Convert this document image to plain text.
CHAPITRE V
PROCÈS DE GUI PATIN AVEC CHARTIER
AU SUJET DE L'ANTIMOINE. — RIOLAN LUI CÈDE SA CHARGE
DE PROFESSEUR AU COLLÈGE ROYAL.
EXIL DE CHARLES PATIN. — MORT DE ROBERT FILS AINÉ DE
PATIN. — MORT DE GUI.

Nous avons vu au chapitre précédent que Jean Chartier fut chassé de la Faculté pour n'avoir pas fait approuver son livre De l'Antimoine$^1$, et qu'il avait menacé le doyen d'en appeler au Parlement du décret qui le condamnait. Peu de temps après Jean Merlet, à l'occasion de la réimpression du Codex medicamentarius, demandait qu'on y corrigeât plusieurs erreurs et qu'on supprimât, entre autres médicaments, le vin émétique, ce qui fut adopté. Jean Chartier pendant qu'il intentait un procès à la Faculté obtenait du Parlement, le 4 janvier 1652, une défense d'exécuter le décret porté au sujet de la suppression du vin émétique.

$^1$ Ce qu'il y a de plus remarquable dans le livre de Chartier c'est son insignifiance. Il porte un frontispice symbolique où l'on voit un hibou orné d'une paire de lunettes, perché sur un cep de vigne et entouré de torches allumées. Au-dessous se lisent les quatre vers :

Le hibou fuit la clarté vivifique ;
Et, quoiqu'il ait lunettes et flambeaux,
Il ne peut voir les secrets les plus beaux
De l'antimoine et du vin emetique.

******************************

_PROBLEM TO SOLVE_. Report how many lines contain "MORT". Give nothing but the number.

_TASK RESPONSE_. 2